──────── Supplied data

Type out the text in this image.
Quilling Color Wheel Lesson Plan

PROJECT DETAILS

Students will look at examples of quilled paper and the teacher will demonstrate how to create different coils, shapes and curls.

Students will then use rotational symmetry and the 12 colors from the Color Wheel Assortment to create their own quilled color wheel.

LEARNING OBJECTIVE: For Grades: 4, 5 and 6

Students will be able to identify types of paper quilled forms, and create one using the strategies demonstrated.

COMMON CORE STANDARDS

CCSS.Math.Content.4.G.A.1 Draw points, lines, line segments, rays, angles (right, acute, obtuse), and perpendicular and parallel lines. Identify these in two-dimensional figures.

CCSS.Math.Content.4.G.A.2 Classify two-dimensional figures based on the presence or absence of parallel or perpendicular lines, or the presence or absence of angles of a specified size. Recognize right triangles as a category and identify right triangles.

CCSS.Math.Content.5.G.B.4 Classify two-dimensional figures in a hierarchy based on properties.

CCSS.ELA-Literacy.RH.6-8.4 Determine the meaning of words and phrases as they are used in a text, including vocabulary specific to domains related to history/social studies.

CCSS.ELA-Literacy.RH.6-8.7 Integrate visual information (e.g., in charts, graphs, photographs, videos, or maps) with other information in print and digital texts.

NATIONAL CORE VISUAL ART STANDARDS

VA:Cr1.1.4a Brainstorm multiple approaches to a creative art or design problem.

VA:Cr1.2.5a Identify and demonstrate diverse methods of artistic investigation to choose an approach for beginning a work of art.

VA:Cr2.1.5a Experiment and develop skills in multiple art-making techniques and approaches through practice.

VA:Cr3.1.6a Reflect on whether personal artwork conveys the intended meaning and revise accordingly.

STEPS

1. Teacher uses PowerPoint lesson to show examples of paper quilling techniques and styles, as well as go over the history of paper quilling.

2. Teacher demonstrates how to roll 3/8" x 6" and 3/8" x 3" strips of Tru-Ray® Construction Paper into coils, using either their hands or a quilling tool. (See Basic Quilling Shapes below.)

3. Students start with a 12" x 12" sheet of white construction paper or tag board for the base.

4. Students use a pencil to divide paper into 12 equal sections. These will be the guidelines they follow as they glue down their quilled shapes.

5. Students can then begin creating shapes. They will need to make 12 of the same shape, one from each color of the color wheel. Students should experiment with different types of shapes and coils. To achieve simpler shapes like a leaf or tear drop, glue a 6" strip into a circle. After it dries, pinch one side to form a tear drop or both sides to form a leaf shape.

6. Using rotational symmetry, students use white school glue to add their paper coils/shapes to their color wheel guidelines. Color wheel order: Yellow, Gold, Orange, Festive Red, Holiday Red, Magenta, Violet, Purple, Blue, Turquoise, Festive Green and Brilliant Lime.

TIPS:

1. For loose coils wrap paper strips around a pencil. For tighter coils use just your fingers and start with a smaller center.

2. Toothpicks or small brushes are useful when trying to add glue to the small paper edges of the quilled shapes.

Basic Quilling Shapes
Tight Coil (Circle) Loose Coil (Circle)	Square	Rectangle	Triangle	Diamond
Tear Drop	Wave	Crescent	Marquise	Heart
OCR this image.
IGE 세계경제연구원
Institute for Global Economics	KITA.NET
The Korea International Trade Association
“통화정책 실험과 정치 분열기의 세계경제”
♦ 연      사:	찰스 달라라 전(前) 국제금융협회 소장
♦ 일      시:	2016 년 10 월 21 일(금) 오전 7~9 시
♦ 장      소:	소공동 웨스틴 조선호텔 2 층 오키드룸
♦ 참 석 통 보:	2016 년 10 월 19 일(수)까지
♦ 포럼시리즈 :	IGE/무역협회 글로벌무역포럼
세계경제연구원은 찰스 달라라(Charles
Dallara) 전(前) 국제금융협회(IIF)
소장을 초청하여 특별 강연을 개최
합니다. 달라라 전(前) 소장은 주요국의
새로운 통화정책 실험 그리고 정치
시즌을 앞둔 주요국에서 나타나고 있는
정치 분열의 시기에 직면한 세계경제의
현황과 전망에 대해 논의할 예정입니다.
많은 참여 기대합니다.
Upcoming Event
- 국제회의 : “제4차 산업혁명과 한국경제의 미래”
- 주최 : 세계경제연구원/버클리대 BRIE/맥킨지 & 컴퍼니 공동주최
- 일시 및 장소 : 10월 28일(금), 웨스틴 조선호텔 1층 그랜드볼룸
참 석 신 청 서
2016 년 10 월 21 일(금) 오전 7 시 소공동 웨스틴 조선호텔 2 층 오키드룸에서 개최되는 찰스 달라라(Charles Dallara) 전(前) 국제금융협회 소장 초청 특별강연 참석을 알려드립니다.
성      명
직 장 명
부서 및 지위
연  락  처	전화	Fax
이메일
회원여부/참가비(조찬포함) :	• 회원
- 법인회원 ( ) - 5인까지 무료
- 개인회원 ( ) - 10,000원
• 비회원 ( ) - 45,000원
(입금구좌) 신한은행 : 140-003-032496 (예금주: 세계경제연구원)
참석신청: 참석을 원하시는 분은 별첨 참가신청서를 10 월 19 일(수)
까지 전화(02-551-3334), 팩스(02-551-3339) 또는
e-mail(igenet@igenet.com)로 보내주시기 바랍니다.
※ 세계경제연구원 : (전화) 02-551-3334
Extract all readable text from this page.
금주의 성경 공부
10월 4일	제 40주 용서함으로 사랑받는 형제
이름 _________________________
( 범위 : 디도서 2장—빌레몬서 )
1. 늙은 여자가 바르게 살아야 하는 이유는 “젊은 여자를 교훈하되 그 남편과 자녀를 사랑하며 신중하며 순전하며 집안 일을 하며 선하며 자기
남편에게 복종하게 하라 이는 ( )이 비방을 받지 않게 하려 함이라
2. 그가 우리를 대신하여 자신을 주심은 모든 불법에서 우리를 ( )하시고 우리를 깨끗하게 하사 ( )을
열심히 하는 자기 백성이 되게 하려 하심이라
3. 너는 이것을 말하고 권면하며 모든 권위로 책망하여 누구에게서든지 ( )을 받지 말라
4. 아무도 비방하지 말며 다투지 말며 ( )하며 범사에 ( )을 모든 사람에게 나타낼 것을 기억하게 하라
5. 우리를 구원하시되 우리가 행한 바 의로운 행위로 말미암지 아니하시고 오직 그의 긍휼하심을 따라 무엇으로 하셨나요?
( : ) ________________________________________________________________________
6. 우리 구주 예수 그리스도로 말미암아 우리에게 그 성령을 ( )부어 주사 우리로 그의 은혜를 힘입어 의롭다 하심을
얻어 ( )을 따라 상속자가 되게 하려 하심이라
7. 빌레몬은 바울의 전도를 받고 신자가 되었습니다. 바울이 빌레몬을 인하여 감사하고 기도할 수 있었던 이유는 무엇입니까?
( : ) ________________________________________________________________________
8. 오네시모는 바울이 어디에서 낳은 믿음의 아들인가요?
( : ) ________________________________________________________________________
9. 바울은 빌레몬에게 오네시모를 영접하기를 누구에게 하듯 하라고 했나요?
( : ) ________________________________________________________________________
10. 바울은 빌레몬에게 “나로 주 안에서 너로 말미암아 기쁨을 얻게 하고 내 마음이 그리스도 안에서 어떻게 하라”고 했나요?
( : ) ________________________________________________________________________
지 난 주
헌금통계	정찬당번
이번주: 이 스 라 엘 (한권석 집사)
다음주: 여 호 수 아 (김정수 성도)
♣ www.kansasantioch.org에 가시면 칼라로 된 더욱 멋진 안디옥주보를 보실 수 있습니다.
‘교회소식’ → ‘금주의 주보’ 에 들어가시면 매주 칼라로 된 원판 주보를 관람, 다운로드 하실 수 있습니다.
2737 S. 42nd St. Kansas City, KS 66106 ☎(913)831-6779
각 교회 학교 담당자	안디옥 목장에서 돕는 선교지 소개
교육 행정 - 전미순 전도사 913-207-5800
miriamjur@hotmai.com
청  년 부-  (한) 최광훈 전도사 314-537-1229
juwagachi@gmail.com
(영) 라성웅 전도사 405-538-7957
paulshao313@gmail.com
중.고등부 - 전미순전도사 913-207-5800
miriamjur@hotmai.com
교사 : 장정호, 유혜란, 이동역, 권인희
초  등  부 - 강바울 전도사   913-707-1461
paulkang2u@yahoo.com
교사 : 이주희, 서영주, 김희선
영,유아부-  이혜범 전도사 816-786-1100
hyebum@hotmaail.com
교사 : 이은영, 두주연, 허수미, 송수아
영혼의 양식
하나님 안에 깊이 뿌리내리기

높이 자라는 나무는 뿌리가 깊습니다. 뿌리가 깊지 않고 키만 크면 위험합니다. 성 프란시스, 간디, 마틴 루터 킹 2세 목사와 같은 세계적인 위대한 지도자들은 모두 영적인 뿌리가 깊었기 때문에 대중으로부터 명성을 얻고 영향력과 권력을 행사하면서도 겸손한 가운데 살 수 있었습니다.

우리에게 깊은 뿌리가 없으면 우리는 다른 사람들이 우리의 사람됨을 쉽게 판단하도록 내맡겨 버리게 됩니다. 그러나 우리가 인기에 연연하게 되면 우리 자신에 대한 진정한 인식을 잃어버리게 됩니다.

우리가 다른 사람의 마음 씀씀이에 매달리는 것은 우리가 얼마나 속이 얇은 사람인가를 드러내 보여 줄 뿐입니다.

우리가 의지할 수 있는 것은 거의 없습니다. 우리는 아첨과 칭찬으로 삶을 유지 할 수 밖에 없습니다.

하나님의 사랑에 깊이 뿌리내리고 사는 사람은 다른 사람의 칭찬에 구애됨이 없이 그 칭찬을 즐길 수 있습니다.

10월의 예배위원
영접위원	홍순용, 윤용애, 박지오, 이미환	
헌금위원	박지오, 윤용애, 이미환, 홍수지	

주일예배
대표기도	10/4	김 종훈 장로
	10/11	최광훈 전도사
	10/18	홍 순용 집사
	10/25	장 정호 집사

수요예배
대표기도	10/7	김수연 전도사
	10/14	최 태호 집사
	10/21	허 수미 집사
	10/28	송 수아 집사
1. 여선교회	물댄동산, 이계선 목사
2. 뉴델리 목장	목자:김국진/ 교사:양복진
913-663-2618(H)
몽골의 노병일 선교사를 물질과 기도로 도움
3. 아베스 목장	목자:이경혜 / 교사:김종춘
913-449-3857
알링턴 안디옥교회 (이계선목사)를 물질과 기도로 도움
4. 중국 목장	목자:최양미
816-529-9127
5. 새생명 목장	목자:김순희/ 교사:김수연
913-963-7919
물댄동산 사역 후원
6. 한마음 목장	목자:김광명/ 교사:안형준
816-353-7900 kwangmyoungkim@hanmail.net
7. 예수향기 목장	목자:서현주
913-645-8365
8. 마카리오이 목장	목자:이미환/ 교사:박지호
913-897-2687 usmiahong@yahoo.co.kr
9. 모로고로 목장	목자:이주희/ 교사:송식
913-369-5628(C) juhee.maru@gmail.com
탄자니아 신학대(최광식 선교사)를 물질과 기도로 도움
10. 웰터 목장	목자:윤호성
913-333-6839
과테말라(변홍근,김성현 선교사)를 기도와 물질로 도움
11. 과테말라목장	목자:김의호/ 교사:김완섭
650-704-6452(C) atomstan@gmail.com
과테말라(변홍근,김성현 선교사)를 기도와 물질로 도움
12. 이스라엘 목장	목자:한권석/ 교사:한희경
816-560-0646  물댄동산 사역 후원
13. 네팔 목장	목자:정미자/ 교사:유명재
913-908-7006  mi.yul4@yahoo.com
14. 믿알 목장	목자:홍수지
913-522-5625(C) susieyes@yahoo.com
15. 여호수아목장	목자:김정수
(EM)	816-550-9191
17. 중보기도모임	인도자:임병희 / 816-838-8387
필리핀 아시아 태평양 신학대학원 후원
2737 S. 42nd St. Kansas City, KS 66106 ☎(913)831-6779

────────────────

Challenge
Note how many lines in the material hold the word "Dallara", and give that number with nothing added.

The result
2